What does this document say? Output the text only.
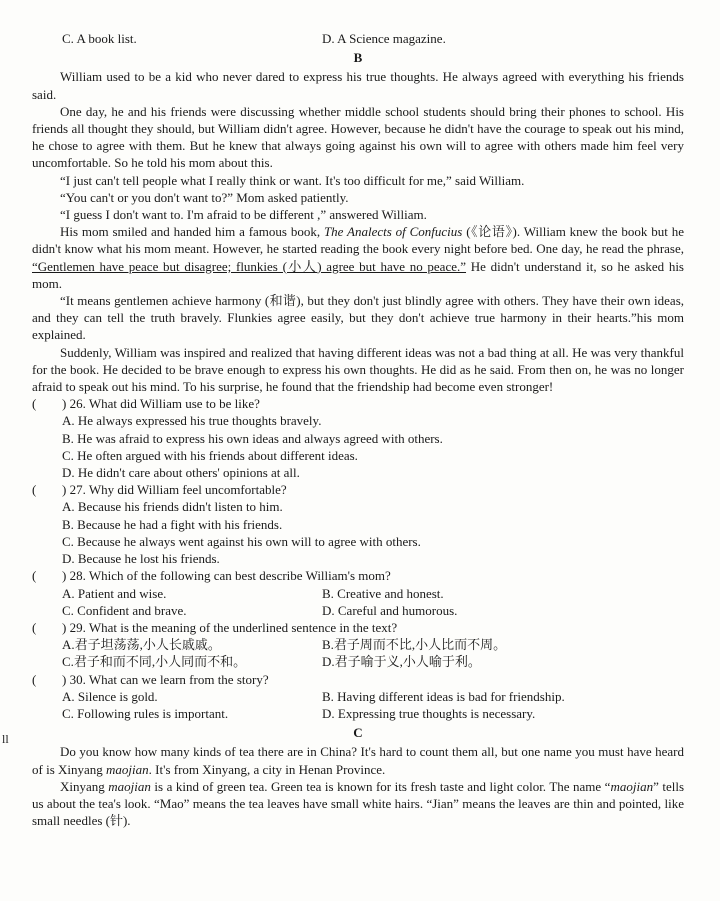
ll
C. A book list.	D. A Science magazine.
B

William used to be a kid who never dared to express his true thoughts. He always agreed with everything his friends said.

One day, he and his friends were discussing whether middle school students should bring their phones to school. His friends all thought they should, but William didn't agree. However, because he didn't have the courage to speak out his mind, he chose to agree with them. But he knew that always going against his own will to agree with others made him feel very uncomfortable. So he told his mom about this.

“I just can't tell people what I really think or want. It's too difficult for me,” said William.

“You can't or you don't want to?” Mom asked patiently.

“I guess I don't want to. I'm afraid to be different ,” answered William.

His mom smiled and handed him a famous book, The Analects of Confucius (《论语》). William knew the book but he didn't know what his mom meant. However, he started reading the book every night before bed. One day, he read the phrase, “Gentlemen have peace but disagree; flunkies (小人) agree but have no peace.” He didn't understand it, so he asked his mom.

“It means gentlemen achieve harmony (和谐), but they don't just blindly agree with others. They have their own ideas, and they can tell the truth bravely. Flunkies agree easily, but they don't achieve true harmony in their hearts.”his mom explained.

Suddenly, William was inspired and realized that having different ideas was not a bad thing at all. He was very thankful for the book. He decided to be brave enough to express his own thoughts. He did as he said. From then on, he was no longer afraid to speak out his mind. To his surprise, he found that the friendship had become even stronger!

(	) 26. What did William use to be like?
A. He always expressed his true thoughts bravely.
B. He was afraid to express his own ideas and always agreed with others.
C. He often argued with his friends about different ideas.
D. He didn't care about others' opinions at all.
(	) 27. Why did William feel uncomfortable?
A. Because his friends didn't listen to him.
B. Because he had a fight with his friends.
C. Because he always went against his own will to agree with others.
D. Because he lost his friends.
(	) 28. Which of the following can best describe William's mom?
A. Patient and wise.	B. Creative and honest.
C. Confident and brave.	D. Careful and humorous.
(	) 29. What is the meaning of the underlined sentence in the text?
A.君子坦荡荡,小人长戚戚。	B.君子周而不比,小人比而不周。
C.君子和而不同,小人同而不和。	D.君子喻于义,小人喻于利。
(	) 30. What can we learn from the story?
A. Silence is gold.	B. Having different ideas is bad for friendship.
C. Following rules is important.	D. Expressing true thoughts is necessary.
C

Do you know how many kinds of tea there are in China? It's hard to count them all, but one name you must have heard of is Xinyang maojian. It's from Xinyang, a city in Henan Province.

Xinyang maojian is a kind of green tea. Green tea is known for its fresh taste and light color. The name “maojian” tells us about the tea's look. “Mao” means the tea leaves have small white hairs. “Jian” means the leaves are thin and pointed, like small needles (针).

□ □ □

• [The problem] Print the full listing exactly, dropping the pictures.

• [Full solution]
What does this document say? Output the text only.
ll
C. A book list.	D. A Science magazine.
B

William used to be a kid who never dared to express his true thoughts. He always agreed with everything his friends said.

One day, he and his friends were discussing whether middle school students should bring their phones to school. His friends all thought they should, but William didn't agree. However, because he didn't have the courage to speak out his mind, he chose to agree with them. But he knew that always going against his own will to agree with others made him feel very uncomfortable. So he told his mom about this.

“I just can't tell people what I really think or want. It's too difficult for me,” said William.

“You can't or you don't want to?” Mom asked patiently.

“I guess I don't want to. I'm afraid to be different ,” answered William.

His mom smiled and handed him a famous book, The Analects of Confucius (《论语》). William knew the book but he didn't know what his mom meant. However, he started reading the book every night before bed. One day, he read the phrase, “Gentlemen have peace but disagree; flunkies (小人) agree but have no peace.” He didn't understand it, so he asked his mom.

“It means gentlemen achieve harmony (和谐), but they don't just blindly agree with others. They have their own ideas, and they can tell the truth bravely. Flunkies agree easily, but they don't achieve true harmony in their hearts.”his mom explained.

Suddenly, William was inspired and realized that having different ideas was not a bad thing at all. He was very thankful for the book. He decided to be brave enough to express his own thoughts. He did as he said. From then on, he was no longer afraid to speak out his mind. To his surprise, he found that the friendship had become even stronger!

(	) 26. What did William use to be like?
A. He always expressed his true thoughts bravely.
B. He was afraid to express his own ideas and always agreed with others.
C. He often argued with his friends about different ideas.
D. He didn't care about others' opinions at all.
(	) 27. Why did William feel uncomfortable?
A. Because his friends didn't listen to him.
B. Because he had a fight with his friends.
C. Because he always went against his own will to agree with others.
D. Because he lost his friends.
(	) 28. Which of the following can best describe William's mom?
A. Patient and wise.	B. Creative and honest.
C. Confident and brave.	D. Careful and humorous.
(	) 29. What is the meaning of the underlined sentence in the text?
A.君子坦荡荡,小人长戚戚。	B.君子周而不比,小人比而不周。
C.君子和而不同,小人同而不和。	D.君子喻于义,小人喻于利。
(	) 30. What can we learn from the story?
A. Silence is gold.	B. Having different ideas is bad for friendship.
C. Following rules is important.	D. Expressing true thoughts is necessary.
C

Do you know how many kinds of tea there are in China? It's hard to count them all, but one name you must have heard of is Xinyang maojian. It's from Xinyang, a city in Henan Province.

Xinyang maojian is a kind of green tea. Green tea is known for its fresh taste and light color. The name “maojian” tells us about the tea's look. “Mao” means the tea leaves have small white hairs. “Jian” means the leaves are thin and pointed, like small needles (针).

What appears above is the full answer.